__What the exercise asks__
Output each entry exactly; skip nothing.

__Data for the task__
____________

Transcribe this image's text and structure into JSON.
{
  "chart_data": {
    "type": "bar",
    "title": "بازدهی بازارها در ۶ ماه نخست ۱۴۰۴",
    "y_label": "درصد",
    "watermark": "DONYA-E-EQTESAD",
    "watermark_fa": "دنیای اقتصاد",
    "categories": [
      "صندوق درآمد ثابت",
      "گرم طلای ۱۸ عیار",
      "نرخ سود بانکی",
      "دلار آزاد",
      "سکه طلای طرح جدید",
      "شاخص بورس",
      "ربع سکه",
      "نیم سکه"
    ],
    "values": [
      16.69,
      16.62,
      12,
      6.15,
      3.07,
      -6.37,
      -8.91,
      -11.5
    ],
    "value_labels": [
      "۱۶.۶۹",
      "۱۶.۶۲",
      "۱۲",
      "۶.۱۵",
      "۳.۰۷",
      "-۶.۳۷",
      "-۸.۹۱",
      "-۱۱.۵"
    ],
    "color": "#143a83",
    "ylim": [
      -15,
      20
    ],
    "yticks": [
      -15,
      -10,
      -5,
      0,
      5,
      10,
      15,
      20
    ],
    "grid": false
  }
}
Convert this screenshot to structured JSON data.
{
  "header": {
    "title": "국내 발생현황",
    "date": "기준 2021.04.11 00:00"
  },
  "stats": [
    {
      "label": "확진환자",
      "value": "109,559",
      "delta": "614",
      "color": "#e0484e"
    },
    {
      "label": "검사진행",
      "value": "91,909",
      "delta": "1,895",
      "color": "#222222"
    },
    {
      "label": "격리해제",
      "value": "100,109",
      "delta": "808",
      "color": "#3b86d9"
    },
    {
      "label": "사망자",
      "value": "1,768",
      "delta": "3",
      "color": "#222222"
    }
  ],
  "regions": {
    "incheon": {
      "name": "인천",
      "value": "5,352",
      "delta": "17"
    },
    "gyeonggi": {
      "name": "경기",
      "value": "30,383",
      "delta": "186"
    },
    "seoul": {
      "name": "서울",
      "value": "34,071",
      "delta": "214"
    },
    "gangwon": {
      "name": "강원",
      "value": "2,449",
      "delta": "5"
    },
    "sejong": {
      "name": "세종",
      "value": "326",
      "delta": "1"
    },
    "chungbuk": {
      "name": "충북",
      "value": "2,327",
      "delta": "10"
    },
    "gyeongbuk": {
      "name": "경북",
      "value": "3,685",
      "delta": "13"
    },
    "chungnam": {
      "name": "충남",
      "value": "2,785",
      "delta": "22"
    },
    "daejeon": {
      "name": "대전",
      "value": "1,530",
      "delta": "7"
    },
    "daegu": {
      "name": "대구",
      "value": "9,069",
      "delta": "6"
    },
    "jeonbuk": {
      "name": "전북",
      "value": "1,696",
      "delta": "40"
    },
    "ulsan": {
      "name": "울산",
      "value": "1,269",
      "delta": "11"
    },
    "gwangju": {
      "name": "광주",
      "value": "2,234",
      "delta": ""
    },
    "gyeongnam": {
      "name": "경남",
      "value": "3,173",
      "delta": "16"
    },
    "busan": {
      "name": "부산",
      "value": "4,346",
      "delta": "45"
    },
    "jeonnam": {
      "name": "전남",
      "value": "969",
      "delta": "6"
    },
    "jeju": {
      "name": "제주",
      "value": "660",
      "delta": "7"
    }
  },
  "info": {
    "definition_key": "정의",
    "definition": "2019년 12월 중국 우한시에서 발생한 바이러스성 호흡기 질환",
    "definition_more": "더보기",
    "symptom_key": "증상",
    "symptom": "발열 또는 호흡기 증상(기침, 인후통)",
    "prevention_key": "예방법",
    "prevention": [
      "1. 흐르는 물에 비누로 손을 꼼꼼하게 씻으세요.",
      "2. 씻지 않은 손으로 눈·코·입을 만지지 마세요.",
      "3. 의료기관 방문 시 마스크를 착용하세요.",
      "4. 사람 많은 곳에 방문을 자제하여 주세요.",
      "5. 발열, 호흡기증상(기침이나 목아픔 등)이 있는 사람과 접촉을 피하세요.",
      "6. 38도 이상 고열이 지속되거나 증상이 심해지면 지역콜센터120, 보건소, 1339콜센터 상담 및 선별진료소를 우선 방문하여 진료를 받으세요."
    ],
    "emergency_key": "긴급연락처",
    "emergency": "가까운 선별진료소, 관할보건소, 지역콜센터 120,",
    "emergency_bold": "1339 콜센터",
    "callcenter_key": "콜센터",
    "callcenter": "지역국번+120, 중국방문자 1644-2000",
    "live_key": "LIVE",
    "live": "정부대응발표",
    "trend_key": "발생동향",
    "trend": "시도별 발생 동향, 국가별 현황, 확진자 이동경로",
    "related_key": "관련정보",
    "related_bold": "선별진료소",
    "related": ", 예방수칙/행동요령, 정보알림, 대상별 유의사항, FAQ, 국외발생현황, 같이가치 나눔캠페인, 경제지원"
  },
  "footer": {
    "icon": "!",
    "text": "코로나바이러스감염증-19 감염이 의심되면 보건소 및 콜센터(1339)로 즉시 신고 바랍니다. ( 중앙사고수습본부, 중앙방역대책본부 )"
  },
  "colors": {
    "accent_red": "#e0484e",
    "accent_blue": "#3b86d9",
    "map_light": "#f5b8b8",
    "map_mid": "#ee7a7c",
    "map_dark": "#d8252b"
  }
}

____________

__Completed exercise__
Transcribe this image's text and structure into JSON.
{
  "chart_data": {
    "type": "bar",
    "title": "بازدهی بازارها در ۶ ماه نخست ۱۴۰۴",
    "y_label": "درصد",
    "watermark": "DONYA-E-EQTESAD",
    "watermark_fa": "دنیای اقتصاد",
    "categories": [
      "صندوق درآمد ثابت",
      "گرم طلای ۱۸ عیار",
      "نرخ سود بانکی",
      "دلار آزاد",
      "سکه طلای طرح جدید",
      "شاخص بورس",
      "ربع سکه",
      "نیم سکه"
    ],
    "values": [
      16.69,
      16.62,
      12,
      6.15,
      3.07,
      -6.37,
      -8.91,
      -11.5
    ],
    "value_labels": [
      "۱۶.۶۹",
      "۱۶.۶۲",
      "۱۲",
      "۶.۱۵",
      "۳.۰۷",
      "-۶.۳۷",
      "-۸.۹۱",
      "-۱۱.۵"
    ],
    "color": "#143a83",
    "ylim": [
      -15,
      20
    ],
    "yticks": [
      -15,
      -10,
      -5,
      0,
      5,
      10,
      15,
      20
    ],
    "grid": false
  }
}
Convert this screenshot to structured JSON data.
{
  "header": {
    "title": "국내 발생현황",
    "date": "기준 2021.04.11 00:00"
  },
  "stats": [
    {
      "label": "확진환자",
      "value": "109,559",
      "delta": "614",
      "color": "#e0484e"
    },
    {
      "label": "검사진행",
      "value": "91,909",
      "delta": "1,895",
      "color": "#222222"
    },
    {
      "label": "격리해제",
      "value": "100,109",
      "delta": "808",
      "color": "#3b86d9"
    },
    {
      "label": "사망자",
      "value": "1,768",
      "delta": "3",
      "color": "#222222"
    }
  ],
  "regions": {
    "incheon": {
      "name": "인천",
      "value": "5,352",
      "delta": "17"
    },
    "gyeonggi": {
      "name": "경기",
      "value": "30,383",
      "delta": "186"
    },
    "seoul": {
      "name": "서울",
      "value": "34,071",
      "delta": "214"
    },
    "gangwon": {
      "name": "강원",
      "value": "2,449",
      "delta": "5"
    },
    "sejong": {
      "name": "세종",
      "value": "326",
      "delta": "1"
    },
    "chungbuk": {
      "name": "충북",
      "value": "2,327",
      "delta": "10"
    },
    "gyeongbuk": {
      "name": "경북",
      "value": "3,685",
      "delta": "13"
    },
    "chungnam": {
      "name": "충남",
      "value": "2,785",
      "delta": "22"
    },
    "daejeon": {
      "name": "대전",
      "value": "1,530",
      "delta": "7"
    },
    "daegu": {
      "name": "대구",
      "value": "9,069",
      "delta": "6"
    },
    "jeonbuk": {
      "name": "전북",
      "value": "1,696",
      "delta": "40"
    },
    "ulsan": {
      "name": "울산",
      "value": "1,269",
      "delta": "11"
    },
    "gwangju": {
      "name": "광주",
      "value": "2,234",
      "delta": ""
    },
    "gyeongnam": {
      "name": "경남",
      "value": "3,173",
      "delta": "16"
    },
    "busan": {
      "name": "부산",
      "value": "4,346",
      "delta": "45"
    },
    "jeonnam": {
      "name": "전남",
      "value": "969",
      "delta": "6"
    },
    "jeju": {
      "name": "제주",
      "value": "660",
      "delta": "7"
    }
  },
  "info": {
    "definition_key": "정의",
    "definition": "2019년 12월 중국 우한시에서 발생한 바이러스성 호흡기 질환",
    "definition_more": "더보기",
    "symptom_key": "증상",
    "symptom": "발열 또는 호흡기 증상(기침, 인후통)",
    "prevention_key": "예방법",
    "prevention": [
      "1. 흐르는 물에 비누로 손을 꼼꼼하게 씻으세요.",
      "2. 씻지 않은 손으로 눈·코·입을 만지지 마세요.",
      "3. 의료기관 방문 시 마스크를 착용하세요.",
      "4. 사람 많은 곳에 방문을 자제하여 주세요.",
      "5. 발열, 호흡기증상(기침이나 목아픔 등)이 있는 사람과 접촉을 피하세요.",
      "6. 38도 이상 고열이 지속되거나 증상이 심해지면 지역콜센터120, 보건소, 1339콜센터 상담 및 선별진료소를 우선 방문하여 진료를 받으세요."
    ],
    "emergency_key": "긴급연락처",
    "emergency": "가까운 선별진료소, 관할보건소, 지역콜센터 120,",
    "emergency_bold": "1339 콜센터",
    "callcenter_key": "콜센터",
    "callcenter": "지역국번+120, 중국방문자 1644-2000",
    "live_key": "LIVE",
    "live": "정부대응발표",
    "trend_key": "발생동향",
    "trend": "시도별 발생 동향, 국가별 현황, 확진자 이동경로",
    "related_key": "관련정보",
    "related_bold": "선별진료소",
    "related": ", 예방수칙/행동요령, 정보알림, 대상별 유의사항, FAQ, 국외발생현황, 같이가치 나눔캠페인, 경제지원"
  },
  "footer": {
    "icon": "!",
    "text": "코로나바이러스감염증-19 감염이 의심되면 보건소 및 콜센터(1339)로 즉시 신고 바랍니다. ( 중앙사고수습본부, 중앙방역대책본부 )"
  },
  "colors": {
    "accent_red": "#e0484e",
    "accent_blue": "#3b86d9",
    "map_light": "#f5b8b8",
    "map_mid": "#ee7a7c",
    "map_dark": "#d8252b"
  }
}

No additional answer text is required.